### AIM
Examine the material below and count the lines that hold the word "Hours". Report only the number.

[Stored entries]
======

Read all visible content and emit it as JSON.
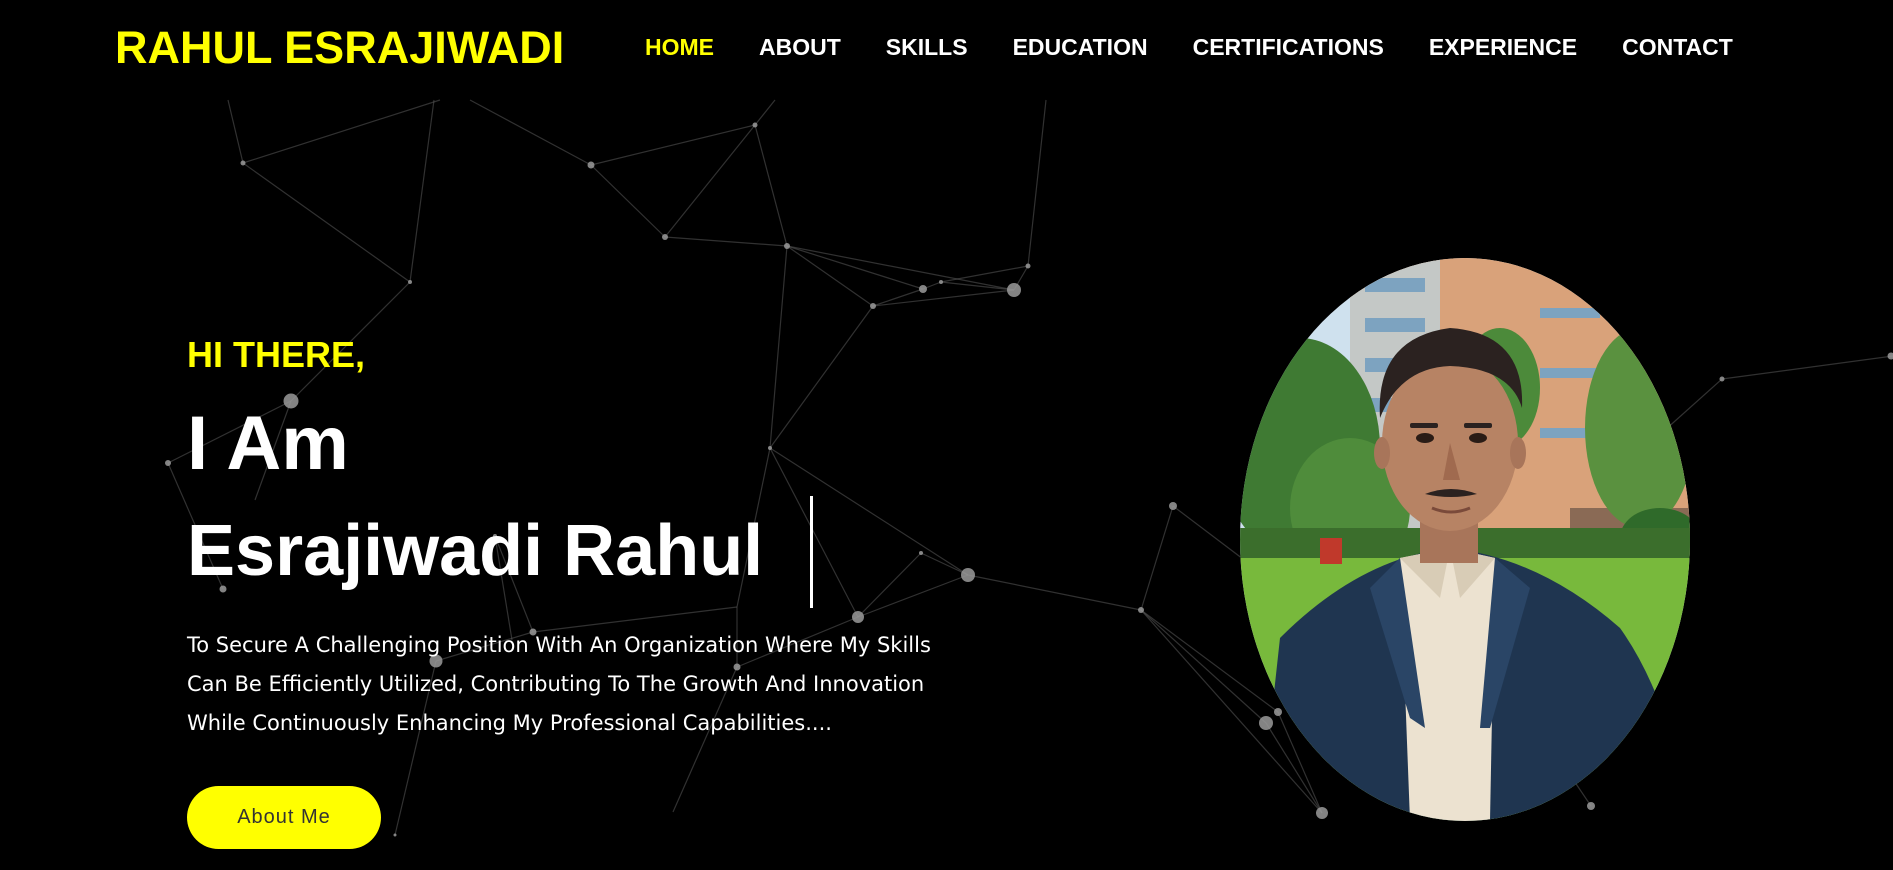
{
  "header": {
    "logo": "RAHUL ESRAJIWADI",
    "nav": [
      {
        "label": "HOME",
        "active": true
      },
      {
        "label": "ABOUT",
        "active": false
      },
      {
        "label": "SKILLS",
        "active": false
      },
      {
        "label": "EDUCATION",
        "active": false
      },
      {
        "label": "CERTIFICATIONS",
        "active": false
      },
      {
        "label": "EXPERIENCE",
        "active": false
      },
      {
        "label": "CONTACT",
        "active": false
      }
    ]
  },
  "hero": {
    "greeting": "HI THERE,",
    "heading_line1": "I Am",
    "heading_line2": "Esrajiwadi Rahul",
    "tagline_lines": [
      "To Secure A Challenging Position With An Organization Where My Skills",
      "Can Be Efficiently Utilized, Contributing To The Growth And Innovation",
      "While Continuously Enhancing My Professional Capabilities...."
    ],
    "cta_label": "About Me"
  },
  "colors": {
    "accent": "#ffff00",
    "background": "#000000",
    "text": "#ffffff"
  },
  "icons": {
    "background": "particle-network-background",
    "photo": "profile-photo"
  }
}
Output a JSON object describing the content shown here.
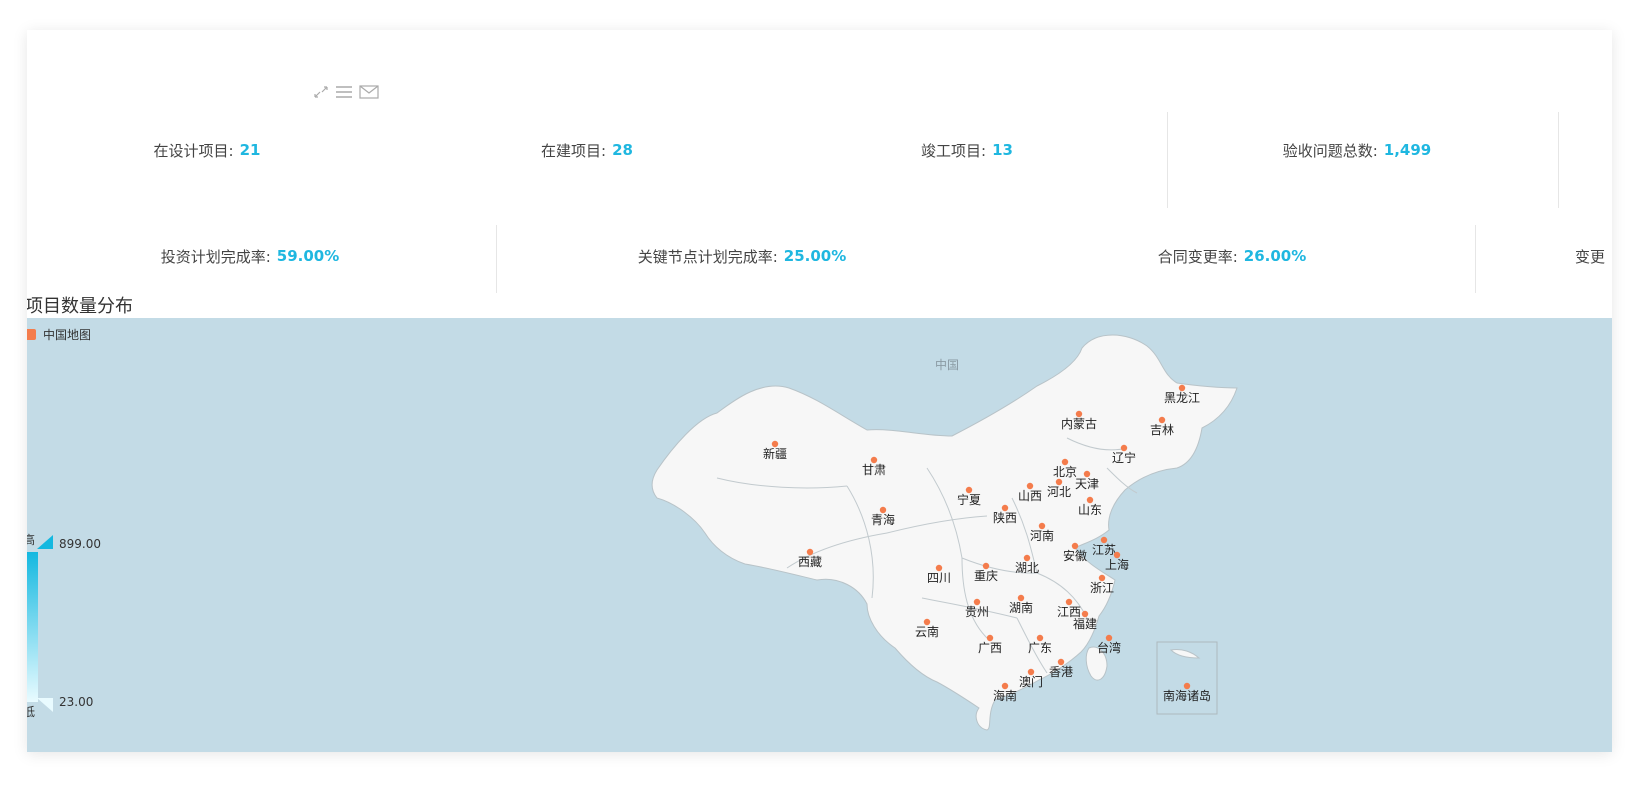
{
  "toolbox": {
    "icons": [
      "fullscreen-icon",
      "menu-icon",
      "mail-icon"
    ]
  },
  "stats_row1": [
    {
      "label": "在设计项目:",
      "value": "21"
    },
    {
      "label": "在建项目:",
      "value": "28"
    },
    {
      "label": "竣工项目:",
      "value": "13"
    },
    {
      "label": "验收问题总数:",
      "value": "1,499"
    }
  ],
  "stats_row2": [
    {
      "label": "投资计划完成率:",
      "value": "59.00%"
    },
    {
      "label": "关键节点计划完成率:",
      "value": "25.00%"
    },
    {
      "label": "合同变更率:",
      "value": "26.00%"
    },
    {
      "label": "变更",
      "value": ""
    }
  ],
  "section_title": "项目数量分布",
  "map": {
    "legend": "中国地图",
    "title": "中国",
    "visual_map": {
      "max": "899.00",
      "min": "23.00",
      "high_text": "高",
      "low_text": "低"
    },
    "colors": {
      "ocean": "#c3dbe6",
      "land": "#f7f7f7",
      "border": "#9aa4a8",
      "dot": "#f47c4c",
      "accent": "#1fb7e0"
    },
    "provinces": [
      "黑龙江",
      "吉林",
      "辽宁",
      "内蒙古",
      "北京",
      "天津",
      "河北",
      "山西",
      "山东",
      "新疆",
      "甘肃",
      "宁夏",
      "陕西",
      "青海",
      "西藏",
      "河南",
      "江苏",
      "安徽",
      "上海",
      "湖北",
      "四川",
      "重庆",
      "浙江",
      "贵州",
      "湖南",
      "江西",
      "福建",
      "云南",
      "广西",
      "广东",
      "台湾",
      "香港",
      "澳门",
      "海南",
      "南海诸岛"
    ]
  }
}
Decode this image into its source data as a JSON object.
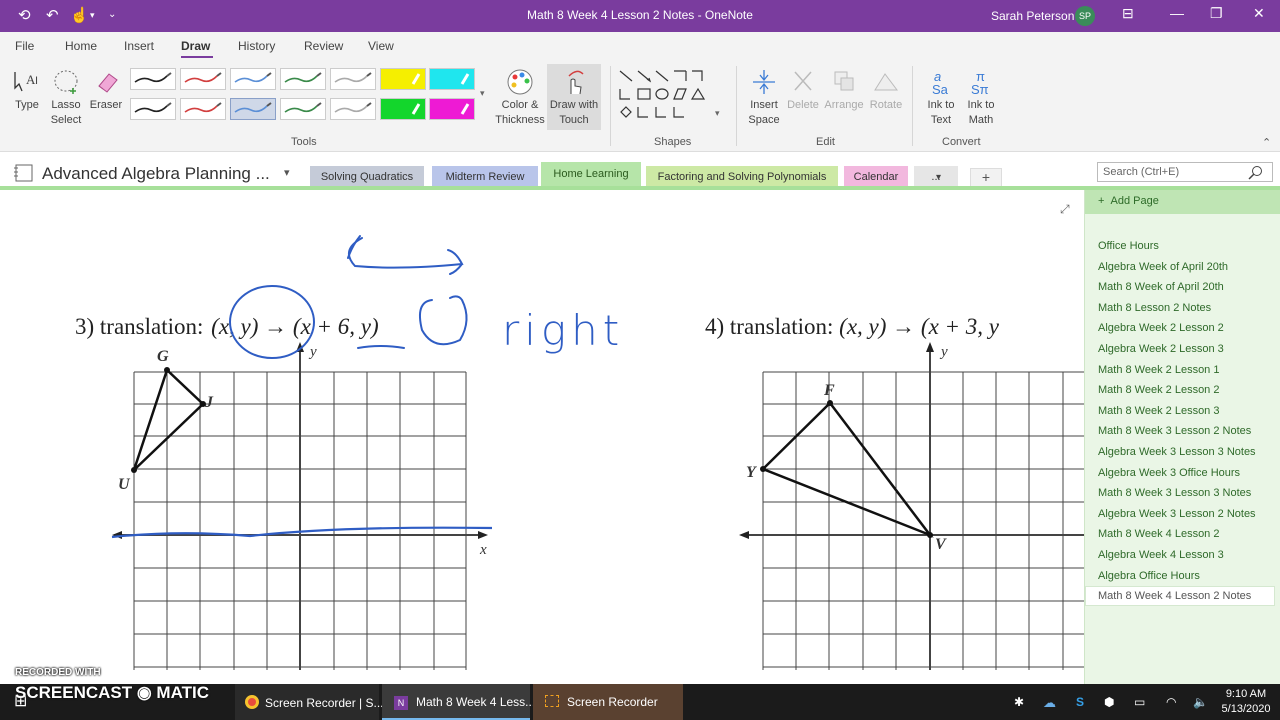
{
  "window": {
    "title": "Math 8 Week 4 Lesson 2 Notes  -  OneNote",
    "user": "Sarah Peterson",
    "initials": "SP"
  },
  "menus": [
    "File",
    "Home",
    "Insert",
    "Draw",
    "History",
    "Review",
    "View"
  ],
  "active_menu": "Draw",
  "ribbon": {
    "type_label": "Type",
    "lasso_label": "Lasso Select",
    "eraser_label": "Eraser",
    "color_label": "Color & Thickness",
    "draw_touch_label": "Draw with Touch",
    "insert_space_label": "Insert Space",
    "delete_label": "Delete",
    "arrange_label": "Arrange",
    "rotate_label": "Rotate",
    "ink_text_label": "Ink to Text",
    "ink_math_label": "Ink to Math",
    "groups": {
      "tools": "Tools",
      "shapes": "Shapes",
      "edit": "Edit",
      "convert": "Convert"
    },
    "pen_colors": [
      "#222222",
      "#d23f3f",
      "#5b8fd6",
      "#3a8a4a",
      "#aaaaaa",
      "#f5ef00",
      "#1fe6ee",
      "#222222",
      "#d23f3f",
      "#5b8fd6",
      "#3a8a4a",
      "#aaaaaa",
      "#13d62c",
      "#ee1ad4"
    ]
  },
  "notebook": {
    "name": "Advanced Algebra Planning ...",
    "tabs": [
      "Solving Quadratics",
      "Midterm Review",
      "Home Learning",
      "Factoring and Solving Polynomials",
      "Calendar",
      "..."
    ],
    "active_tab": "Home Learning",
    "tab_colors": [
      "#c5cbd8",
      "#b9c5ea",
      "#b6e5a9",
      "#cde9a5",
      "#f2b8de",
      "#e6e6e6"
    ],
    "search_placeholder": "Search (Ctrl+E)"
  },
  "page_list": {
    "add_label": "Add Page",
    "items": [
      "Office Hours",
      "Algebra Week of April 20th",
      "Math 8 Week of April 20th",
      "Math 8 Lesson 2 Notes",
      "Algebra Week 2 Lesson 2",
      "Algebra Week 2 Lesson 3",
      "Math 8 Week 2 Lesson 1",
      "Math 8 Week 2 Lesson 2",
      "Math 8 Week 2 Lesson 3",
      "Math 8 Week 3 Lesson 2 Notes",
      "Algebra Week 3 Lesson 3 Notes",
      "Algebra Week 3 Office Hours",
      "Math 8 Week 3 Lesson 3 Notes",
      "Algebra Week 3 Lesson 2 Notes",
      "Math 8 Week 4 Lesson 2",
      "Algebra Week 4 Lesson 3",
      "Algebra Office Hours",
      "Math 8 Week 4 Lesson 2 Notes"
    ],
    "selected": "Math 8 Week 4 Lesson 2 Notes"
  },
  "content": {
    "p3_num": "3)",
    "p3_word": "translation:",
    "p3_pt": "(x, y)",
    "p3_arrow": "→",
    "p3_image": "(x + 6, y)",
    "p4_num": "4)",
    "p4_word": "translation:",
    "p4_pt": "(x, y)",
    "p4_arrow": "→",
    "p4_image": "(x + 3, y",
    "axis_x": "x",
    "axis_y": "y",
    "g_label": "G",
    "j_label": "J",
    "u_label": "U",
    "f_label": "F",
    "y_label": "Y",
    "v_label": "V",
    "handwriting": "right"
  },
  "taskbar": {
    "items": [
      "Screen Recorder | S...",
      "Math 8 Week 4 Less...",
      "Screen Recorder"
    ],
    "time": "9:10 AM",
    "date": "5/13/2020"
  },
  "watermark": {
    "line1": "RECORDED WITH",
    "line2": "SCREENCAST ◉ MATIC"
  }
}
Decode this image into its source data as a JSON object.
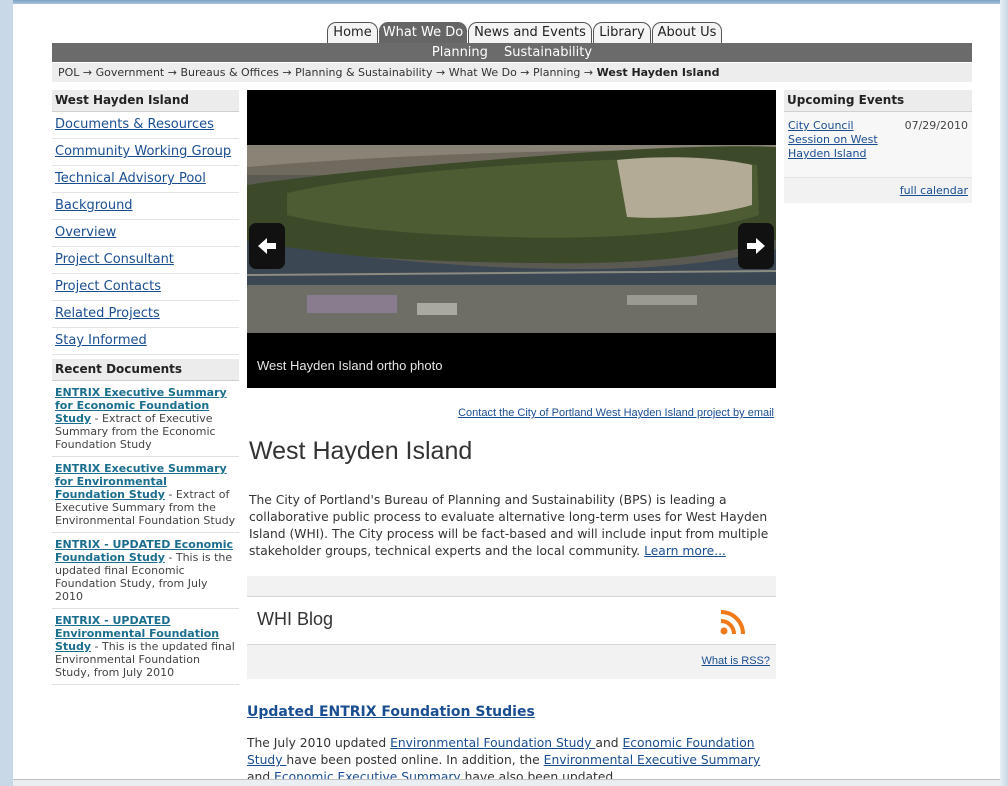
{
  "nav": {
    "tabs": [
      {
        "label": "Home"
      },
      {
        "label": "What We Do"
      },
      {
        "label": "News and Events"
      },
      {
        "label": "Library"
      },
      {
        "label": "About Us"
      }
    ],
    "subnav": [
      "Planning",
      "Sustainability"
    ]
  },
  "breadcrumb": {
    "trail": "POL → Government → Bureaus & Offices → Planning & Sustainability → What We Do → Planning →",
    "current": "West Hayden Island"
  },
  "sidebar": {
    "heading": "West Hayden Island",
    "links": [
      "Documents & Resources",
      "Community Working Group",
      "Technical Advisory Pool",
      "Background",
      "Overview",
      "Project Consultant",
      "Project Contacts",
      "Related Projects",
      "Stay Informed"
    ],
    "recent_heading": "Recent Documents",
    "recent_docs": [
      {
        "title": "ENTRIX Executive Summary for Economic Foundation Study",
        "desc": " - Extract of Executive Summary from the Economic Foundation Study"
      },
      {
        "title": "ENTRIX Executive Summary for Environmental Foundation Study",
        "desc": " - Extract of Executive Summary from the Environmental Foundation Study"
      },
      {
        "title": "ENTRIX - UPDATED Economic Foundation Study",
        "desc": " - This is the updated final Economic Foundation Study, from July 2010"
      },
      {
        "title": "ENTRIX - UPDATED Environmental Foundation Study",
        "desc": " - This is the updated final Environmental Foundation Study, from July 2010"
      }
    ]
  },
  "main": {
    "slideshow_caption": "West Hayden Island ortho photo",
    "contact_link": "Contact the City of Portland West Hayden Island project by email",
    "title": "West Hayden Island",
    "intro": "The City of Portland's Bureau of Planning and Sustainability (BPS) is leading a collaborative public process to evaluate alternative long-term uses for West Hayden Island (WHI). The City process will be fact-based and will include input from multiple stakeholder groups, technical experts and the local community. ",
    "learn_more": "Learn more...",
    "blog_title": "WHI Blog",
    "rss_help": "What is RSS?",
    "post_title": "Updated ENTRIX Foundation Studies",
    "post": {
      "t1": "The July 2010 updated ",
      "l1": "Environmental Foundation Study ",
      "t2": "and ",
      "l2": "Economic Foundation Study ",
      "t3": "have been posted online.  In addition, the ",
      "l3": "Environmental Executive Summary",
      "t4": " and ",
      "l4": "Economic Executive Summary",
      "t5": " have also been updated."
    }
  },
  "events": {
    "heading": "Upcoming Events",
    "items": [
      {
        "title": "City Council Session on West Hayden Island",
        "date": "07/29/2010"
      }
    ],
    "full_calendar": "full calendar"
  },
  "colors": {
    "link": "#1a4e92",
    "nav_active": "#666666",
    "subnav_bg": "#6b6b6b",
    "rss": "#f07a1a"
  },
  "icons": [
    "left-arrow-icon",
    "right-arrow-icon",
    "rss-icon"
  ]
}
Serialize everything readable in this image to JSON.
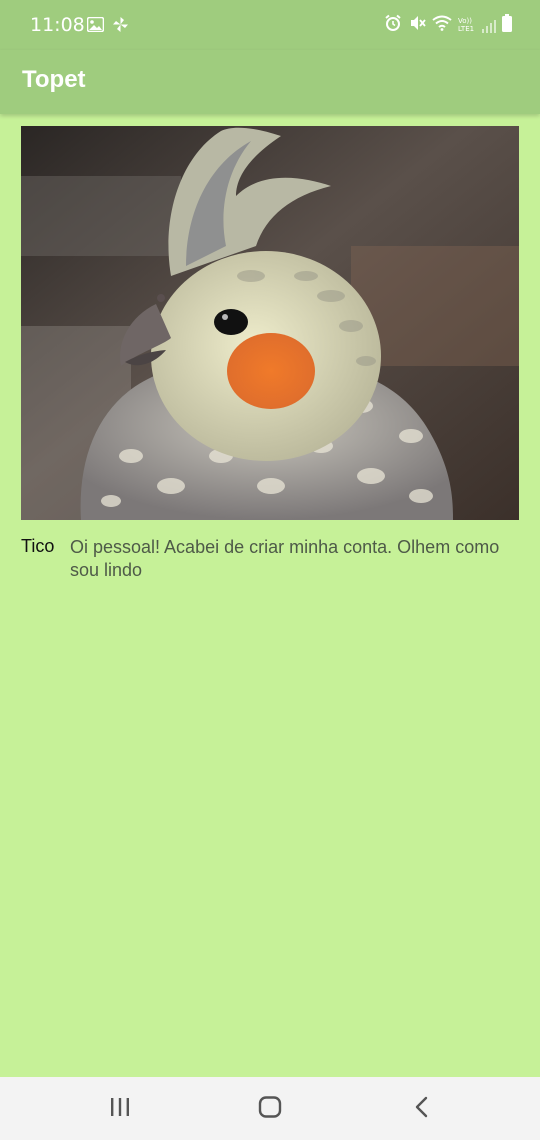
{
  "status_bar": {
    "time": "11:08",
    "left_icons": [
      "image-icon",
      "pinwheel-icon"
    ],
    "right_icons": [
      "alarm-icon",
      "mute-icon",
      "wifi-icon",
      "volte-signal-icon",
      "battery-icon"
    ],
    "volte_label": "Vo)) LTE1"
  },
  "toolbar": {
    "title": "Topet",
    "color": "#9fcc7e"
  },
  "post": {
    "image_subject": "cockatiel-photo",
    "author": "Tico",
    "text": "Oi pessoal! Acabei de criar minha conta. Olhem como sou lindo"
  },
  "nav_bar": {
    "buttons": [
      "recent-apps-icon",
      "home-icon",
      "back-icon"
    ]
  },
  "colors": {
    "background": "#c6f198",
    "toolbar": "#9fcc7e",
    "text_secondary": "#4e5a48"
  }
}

======

### TASK ANSWER
3